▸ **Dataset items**

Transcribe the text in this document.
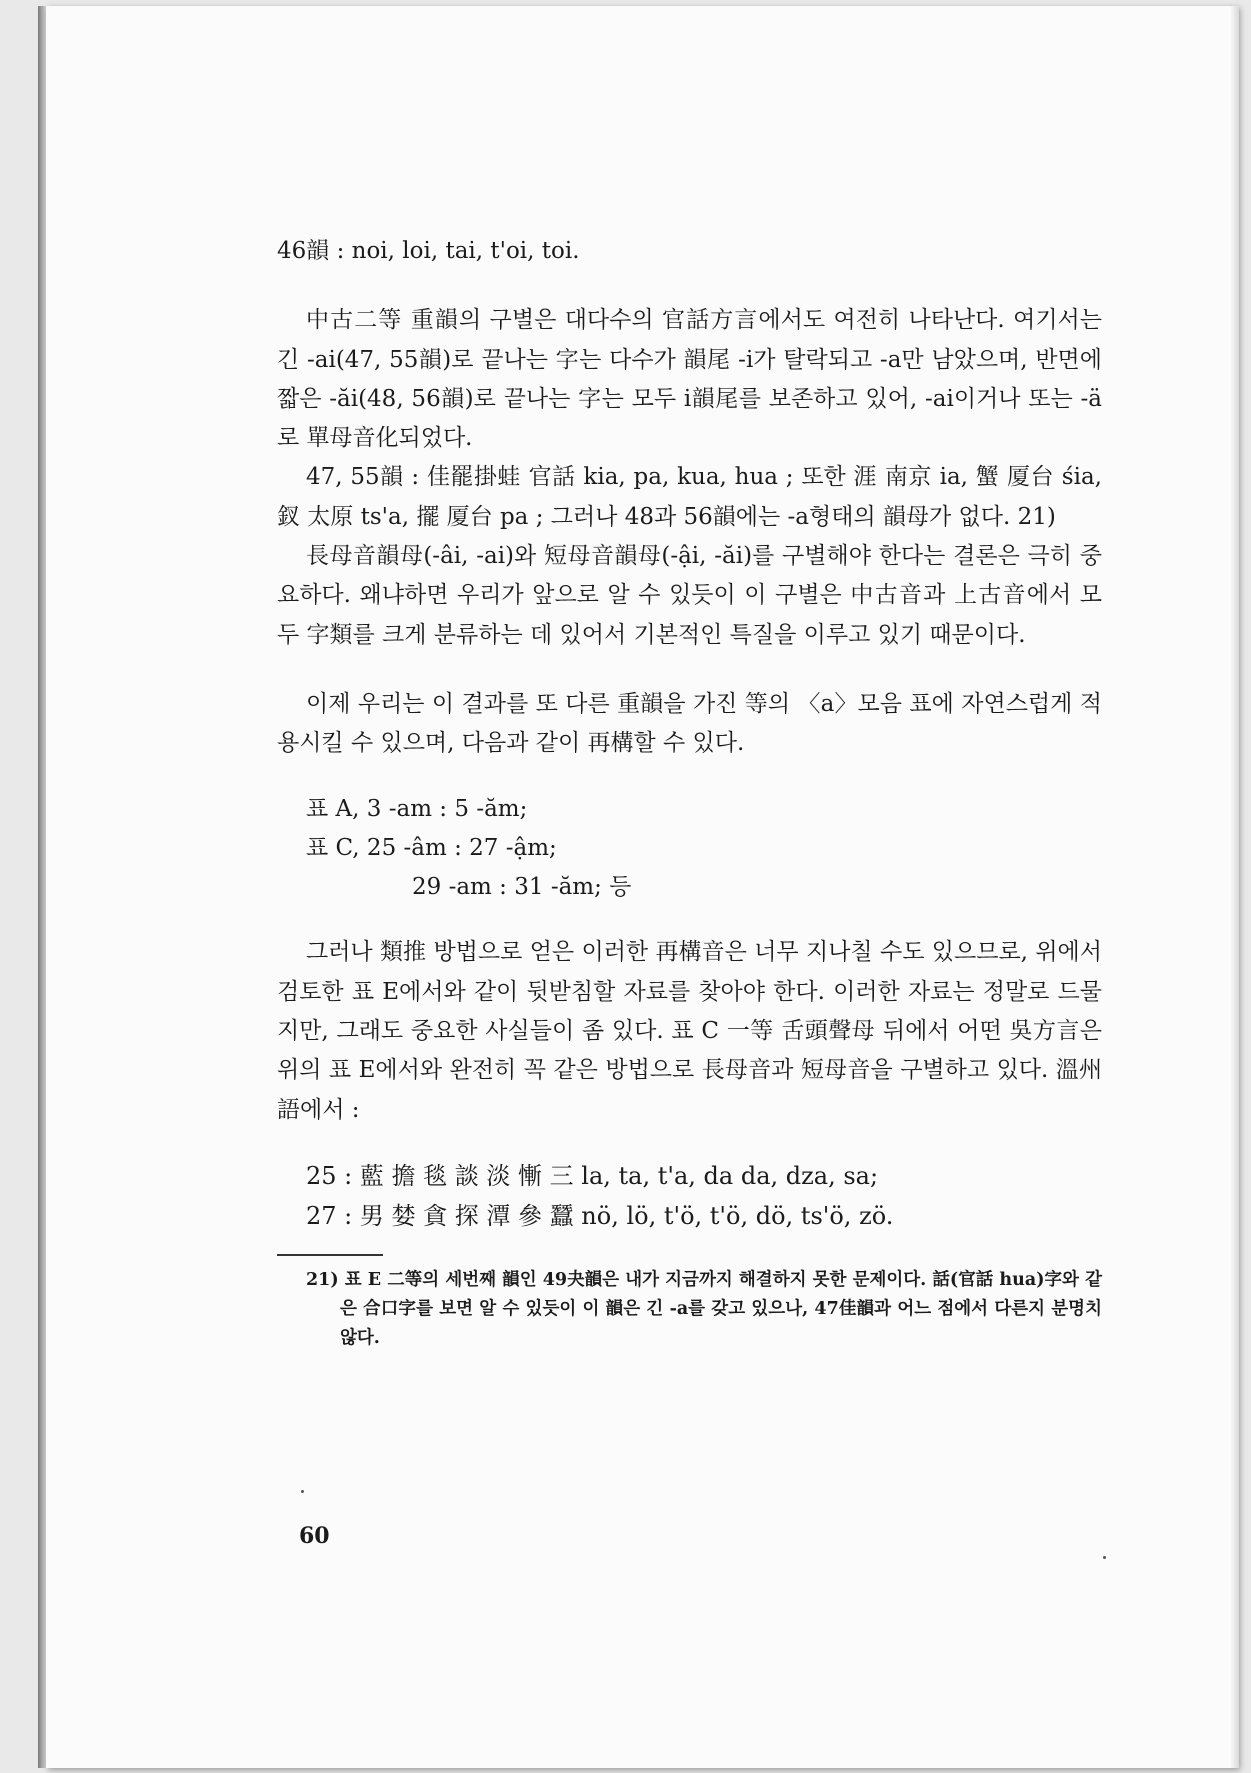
46韻 : noi, loi, tai, t'oi, toi.

中古二等 重韻의 구별은 대다수의 官話方言에서도 여전히 나타난다. 여기서는 긴 -ai(47, 55韻)로 끝나는 字는 다수가 韻尾 -i가 탈락되고 -a만 남았으며, 반면에 짧은 -ăi(48, 56韻)로 끝나는 字는 모두 i韻尾를 보존하고 있어, -ai이거나 또는 -ä로 單母音化되었다.

47, 55韻 : 佳罷掛蛙 官話 kia, pa, kua, hua ; 또한 涯 南京 ia, 蟹 厦台 śia, 釵 太原 ts'a, 擺 厦台 pa ; 그러나 48과 56韻에는 -a형태의 韻母가 없다. 21)

長母音韻母(-âi, -ai)와 短母音韻母(-ậi, -ăi)를 구별해야 한다는 결론은 극히 중요하다. 왜냐하면 우리가 앞으로 알 수 있듯이 이 구별은 中古音과 上古音에서 모두 字類를 크게 분류하는 데 있어서 기본적인 특질을 이루고 있기 때문이다.

이제 우리는 이 결과를 또 다른 重韻을 가진 等의 〈a〉모음 표에 자연스럽게 적용시킬 수 있으며, 다음과 같이 再構할 수 있다.

표 A, 3 -am : 5 -ăm;
표 C, 25 -âm : 27 -ậm;
29 -am : 31 -ăm; 등

그러나 類推 방법으로 얻은 이러한 再構音은 너무 지나칠 수도 있으므로, 위에서 검토한 표 E에서와 같이 뒷받침할 자료를 찾아야 한다. 이러한 자료는 정말로 드물지만, 그래도 중요한 사실들이 좀 있다. 표 C 一等 舌頭聲母 뒤에서 어떤 吳方言은 위의 표 E에서와 완전히 꼭 같은 방법으로 長母音과 短母音을 구별하고 있다. 溫州語에서 :

25 : 藍 擔 毯 談 淡 慚 三 la, ta, t'a, da da, dza, sa;
27 : 男 婪 貪 探 潭 參 蠶 nö, lö, t'ö, t'ö, dö, ts'ö, zö.
21) 표 E 二等의 세번째 韻인 49夬韻은 내가 지금까지 해결하지 못한 문제이다. 話(官話 hua)字와 같은 合口字를 보면 알 수 있듯이 이 韻은 긴 -a를 갖고 있으나, 47佳韻과 어느 점에서 다른지 분명치 않다.
60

▸ **Prompt**
All of the entries need to be transcribed word for word; pictures are left out.

▸ **Right answer**
Transcribe the text in this document.
46韻 : noi, loi, tai, t'oi, toi.

中古二等 重韻의 구별은 대다수의 官話方言에서도 여전히 나타난다. 여기서는 긴 -ai(47, 55韻)로 끝나는 字는 다수가 韻尾 -i가 탈락되고 -a만 남았으며, 반면에 짧은 -ăi(48, 56韻)로 끝나는 字는 모두 i韻尾를 보존하고 있어, -ai이거나 또는 -ä로 單母音化되었다.

47, 55韻 : 佳罷掛蛙 官話 kia, pa, kua, hua ; 또한 涯 南京 ia, 蟹 厦台 śia, 釵 太原 ts'a, 擺 厦台 pa ; 그러나 48과 56韻에는 -a형태의 韻母가 없다. 21)

長母音韻母(-âi, -ai)와 短母音韻母(-ậi, -ăi)를 구별해야 한다는 결론은 극히 중요하다. 왜냐하면 우리가 앞으로 알 수 있듯이 이 구별은 中古音과 上古音에서 모두 字類를 크게 분류하는 데 있어서 기본적인 특질을 이루고 있기 때문이다.

이제 우리는 이 결과를 또 다른 重韻을 가진 等의 〈a〉모음 표에 자연스럽게 적용시킬 수 있으며, 다음과 같이 再構할 수 있다.

표 A, 3 -am : 5 -ăm;
표 C, 25 -âm : 27 -ậm;
29 -am : 31 -ăm; 등

그러나 類推 방법으로 얻은 이러한 再構音은 너무 지나칠 수도 있으므로, 위에서 검토한 표 E에서와 같이 뒷받침할 자료를 찾아야 한다. 이러한 자료는 정말로 드물지만, 그래도 중요한 사실들이 좀 있다. 표 C 一等 舌頭聲母 뒤에서 어떤 吳方言은 위의 표 E에서와 완전히 꼭 같은 방법으로 長母音과 短母音을 구별하고 있다. 溫州語에서 :

25 : 藍 擔 毯 談 淡 慚 三 la, ta, t'a, da da, dza, sa;
27 : 男 婪 貪 探 潭 參 蠶 nö, lö, t'ö, t'ö, dö, ts'ö, zö.
21) 표 E 二等의 세번째 韻인 49夬韻은 내가 지금까지 해결하지 못한 문제이다. 話(官話 hua)字와 같은 合口字를 보면 알 수 있듯이 이 韻은 긴 -a를 갖고 있으나, 47佳韻과 어느 점에서 다른지 분명치 않다.
60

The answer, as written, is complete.